━━ Material for this exercise

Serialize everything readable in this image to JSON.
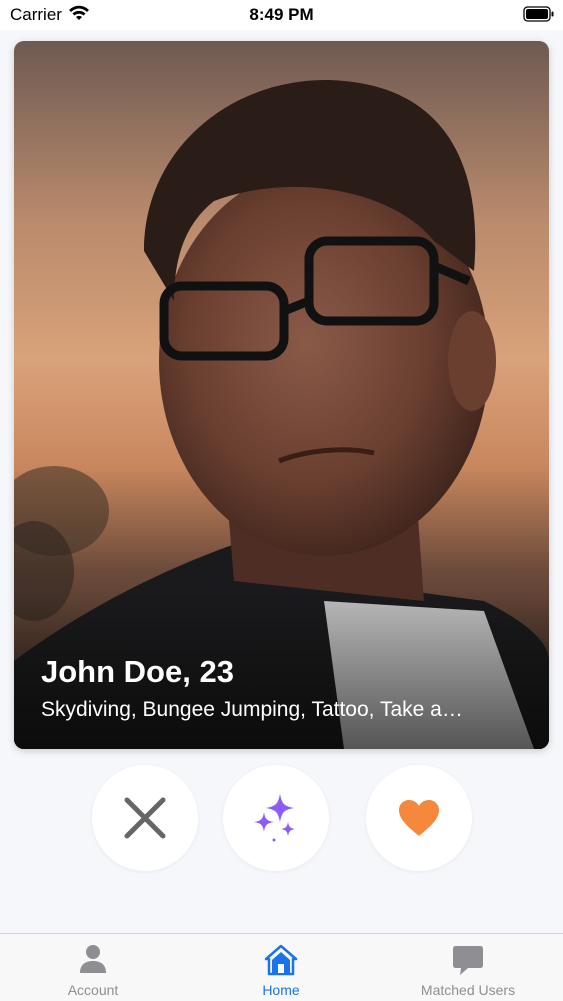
{
  "status_bar": {
    "carrier": "Carrier",
    "time": "8:49 PM"
  },
  "card": {
    "name": "John Doe, 23",
    "interests": "Skydiving, Bungee Jumping, Tattoo, Take a…",
    "photo": "profile-photo"
  },
  "actions": [
    {
      "icon": "close-icon",
      "color": "#666666"
    },
    {
      "icon": "sparkles-icon",
      "color": "#8b5cf6"
    },
    {
      "icon": "heart-icon",
      "color": "#f5883c"
    }
  ],
  "tabs": [
    {
      "label": "Account",
      "icon": "person-icon",
      "active": false
    },
    {
      "label": "Home",
      "icon": "home-icon",
      "active": true
    },
    {
      "label": "Matched Users",
      "icon": "chat-bubble-icon",
      "active": false
    }
  ],
  "colors": {
    "accent": "#1a73e8",
    "inactive": "#8e8e93"
  }
}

━━━━

▶ [Exercise goal]: Repeat the material verbatim. Do not carry over any picture.

▶ [Result of this task]:
Serialize everything readable in this image to JSON.
{
  "status_bar": {
    "carrier": "Carrier",
    "time": "8:49 PM"
  },
  "card": {
    "name": "John Doe, 23",
    "interests": "Skydiving, Bungee Jumping, Tattoo, Take a…",
    "photo": "profile-photo"
  },
  "actions": [
    {
      "icon": "close-icon",
      "color": "#666666"
    },
    {
      "icon": "sparkles-icon",
      "color": "#8b5cf6"
    },
    {
      "icon": "heart-icon",
      "color": "#f5883c"
    }
  ],
  "tabs": [
    {
      "label": "Account",
      "icon": "person-icon",
      "active": false
    },
    {
      "label": "Home",
      "icon": "home-icon",
      "active": true
    },
    {
      "label": "Matched Users",
      "icon": "chat-bubble-icon",
      "active": false
    }
  ],
  "colors": {
    "accent": "#1a73e8",
    "inactive": "#8e8e93"
  }
}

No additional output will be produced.